GOAL: Find how many lines contain the word "Hembygdsförening" and state that number alone.

INPUT:
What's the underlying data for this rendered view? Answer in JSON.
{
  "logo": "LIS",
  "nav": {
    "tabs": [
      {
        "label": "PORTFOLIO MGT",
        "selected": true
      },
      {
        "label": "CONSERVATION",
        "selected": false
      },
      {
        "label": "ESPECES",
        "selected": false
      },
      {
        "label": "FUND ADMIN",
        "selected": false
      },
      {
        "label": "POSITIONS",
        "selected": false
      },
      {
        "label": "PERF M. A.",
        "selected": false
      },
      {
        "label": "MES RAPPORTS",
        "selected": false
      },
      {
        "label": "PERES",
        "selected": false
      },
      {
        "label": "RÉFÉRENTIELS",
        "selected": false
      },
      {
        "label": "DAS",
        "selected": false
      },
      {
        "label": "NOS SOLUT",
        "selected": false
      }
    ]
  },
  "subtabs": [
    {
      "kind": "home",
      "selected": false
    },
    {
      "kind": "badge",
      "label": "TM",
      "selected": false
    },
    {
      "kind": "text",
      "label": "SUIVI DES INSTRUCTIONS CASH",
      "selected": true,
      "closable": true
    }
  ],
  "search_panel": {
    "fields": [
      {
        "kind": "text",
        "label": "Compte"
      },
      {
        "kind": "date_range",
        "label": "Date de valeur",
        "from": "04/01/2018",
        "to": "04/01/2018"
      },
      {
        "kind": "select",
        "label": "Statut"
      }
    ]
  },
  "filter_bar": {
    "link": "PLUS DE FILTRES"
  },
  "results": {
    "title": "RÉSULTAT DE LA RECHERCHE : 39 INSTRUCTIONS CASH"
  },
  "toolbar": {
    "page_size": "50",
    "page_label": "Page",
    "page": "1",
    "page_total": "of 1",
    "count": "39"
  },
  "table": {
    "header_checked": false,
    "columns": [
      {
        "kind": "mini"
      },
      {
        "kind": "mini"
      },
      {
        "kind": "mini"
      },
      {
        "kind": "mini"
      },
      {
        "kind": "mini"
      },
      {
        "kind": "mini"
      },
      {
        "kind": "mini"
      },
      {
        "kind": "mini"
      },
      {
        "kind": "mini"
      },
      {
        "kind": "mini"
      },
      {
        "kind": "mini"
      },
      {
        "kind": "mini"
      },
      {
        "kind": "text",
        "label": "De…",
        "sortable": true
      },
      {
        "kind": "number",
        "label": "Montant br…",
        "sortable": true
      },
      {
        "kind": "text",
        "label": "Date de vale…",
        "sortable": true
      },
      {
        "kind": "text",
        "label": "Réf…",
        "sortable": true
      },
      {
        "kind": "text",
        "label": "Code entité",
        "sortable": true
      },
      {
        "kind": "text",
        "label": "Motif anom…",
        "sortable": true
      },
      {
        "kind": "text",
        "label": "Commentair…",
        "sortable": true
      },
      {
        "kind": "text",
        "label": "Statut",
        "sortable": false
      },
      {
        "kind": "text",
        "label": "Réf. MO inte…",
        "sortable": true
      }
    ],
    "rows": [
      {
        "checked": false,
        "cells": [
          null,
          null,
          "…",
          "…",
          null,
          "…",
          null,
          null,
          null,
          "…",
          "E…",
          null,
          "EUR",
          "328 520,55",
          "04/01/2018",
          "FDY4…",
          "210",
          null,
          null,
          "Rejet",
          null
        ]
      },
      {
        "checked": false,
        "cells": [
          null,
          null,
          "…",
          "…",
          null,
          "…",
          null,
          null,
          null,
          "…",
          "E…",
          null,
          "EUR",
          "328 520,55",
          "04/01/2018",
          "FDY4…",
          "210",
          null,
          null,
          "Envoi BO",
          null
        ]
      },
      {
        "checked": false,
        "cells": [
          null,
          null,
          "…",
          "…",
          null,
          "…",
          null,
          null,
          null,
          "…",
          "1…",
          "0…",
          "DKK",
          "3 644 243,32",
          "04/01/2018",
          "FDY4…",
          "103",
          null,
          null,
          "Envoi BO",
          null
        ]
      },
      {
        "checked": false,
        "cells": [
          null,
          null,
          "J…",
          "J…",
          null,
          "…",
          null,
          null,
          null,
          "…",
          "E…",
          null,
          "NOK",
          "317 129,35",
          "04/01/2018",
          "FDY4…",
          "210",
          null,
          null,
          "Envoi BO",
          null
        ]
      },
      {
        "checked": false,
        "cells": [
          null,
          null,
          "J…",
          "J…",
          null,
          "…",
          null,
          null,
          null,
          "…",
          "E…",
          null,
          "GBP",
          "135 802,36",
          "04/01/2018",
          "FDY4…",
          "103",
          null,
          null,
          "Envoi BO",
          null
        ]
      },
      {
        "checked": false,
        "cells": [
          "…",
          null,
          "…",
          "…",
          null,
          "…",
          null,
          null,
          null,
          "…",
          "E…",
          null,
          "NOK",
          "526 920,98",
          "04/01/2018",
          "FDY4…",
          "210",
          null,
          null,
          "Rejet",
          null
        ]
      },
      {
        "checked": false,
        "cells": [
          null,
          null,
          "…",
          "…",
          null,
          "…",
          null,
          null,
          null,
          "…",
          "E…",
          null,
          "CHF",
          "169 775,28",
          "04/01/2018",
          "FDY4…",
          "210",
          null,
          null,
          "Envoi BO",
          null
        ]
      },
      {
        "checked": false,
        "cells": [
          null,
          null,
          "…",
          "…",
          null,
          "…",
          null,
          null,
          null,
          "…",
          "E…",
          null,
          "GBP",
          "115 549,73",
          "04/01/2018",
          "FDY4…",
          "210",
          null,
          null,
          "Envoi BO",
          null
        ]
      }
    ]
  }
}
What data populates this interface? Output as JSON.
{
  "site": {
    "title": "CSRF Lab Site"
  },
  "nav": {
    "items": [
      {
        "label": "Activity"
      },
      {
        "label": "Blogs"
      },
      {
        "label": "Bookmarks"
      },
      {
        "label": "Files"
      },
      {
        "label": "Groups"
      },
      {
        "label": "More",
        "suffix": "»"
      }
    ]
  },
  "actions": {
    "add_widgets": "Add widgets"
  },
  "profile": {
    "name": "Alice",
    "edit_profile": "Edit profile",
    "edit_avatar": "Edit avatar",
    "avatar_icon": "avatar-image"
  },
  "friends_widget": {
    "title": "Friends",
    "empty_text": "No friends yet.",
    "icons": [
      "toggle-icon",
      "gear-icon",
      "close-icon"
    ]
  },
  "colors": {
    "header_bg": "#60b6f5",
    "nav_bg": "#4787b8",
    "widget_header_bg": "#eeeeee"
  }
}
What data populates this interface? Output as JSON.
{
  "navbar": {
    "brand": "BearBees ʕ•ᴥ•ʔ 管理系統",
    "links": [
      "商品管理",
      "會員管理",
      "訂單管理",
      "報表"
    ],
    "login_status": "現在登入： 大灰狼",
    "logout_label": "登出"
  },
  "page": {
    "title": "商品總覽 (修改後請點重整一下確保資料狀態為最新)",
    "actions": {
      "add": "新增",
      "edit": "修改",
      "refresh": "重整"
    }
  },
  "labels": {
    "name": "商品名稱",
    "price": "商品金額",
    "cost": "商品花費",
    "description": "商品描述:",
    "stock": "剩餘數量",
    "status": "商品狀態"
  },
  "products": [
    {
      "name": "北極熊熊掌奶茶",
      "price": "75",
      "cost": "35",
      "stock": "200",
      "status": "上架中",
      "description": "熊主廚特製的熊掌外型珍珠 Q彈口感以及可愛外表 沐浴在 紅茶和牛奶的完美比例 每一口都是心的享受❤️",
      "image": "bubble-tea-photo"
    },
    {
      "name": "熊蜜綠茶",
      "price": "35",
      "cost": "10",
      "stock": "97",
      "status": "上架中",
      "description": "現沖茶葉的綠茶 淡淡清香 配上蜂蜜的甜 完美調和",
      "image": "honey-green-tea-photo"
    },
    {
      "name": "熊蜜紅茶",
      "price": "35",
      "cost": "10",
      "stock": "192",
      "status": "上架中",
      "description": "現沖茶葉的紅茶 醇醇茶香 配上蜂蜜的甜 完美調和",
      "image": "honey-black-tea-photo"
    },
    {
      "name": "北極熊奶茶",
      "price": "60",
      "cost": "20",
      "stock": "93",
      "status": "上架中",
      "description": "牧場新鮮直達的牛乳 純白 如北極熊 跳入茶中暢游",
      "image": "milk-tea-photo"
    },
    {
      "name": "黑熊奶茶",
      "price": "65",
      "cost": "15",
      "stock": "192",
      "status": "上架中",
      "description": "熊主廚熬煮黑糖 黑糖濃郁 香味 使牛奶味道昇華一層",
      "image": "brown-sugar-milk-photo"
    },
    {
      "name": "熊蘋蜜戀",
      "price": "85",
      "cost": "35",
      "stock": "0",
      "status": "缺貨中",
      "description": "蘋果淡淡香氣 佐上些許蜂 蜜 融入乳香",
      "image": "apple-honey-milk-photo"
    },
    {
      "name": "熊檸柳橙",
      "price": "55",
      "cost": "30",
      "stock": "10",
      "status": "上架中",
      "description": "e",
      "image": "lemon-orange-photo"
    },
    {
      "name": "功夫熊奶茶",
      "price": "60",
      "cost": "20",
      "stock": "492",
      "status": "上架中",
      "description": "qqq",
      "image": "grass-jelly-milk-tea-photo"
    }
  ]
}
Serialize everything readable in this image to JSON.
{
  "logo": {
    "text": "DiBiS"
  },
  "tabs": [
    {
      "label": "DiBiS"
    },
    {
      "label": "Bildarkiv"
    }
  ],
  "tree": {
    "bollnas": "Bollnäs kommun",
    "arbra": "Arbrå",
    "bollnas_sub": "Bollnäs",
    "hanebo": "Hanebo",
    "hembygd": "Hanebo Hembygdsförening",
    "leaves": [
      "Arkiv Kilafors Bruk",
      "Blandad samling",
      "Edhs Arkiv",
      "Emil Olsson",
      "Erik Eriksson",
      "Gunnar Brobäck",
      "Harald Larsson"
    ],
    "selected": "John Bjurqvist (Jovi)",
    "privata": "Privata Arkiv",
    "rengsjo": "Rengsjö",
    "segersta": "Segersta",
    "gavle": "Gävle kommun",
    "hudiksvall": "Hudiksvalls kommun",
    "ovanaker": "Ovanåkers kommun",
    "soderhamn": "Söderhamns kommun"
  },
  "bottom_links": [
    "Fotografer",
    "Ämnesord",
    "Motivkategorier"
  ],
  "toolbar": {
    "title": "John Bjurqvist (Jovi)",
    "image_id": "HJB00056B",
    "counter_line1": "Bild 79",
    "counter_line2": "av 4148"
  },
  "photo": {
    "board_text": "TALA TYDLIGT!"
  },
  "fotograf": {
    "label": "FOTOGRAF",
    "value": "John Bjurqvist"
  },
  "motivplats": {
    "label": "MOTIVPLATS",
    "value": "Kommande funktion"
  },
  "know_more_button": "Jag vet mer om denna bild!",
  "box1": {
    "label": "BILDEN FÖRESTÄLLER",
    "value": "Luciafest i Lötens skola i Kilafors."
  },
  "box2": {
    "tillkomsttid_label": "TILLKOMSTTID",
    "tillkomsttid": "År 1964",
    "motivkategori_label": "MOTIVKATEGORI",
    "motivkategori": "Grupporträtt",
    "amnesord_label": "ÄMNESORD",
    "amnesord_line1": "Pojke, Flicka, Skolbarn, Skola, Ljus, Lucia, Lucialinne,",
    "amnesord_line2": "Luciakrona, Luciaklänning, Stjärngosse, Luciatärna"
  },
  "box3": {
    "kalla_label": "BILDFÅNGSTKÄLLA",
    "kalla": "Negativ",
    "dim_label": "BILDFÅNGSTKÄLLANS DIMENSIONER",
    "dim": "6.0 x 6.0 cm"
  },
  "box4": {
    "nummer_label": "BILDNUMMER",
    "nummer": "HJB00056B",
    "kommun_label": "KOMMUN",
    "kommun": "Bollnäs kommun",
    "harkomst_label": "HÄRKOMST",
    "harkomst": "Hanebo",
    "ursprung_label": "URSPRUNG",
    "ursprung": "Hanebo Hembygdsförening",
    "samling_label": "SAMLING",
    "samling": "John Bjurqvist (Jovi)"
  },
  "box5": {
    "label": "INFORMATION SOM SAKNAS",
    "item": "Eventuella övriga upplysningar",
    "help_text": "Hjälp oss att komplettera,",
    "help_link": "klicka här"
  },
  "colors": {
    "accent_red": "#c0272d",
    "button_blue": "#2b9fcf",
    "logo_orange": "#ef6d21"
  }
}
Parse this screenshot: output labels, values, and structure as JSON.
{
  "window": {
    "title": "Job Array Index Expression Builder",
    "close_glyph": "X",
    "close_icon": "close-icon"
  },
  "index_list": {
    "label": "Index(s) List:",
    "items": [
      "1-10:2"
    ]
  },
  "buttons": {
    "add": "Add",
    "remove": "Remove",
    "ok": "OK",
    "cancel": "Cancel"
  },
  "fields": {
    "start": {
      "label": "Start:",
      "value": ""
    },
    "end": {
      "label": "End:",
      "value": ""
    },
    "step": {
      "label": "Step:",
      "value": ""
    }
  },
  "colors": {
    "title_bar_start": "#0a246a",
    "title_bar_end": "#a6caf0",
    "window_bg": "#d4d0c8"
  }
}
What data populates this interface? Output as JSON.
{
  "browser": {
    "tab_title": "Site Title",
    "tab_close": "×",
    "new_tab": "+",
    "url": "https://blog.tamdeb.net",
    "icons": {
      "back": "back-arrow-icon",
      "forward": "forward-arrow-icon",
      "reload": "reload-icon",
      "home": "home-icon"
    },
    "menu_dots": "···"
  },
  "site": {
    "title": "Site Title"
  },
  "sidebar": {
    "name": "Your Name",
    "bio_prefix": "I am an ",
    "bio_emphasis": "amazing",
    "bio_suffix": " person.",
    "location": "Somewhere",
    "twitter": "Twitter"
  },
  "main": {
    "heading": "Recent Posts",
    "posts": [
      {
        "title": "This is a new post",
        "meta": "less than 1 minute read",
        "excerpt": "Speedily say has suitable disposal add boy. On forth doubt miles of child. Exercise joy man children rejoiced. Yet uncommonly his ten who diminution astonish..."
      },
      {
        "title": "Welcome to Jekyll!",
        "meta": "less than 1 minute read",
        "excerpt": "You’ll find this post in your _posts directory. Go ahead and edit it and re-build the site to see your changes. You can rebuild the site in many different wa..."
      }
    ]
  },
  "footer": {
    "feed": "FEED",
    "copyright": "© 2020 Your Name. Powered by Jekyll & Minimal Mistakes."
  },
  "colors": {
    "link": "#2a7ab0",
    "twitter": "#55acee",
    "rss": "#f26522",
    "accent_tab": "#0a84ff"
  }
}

RESULT OF THIS EXERCISE: 2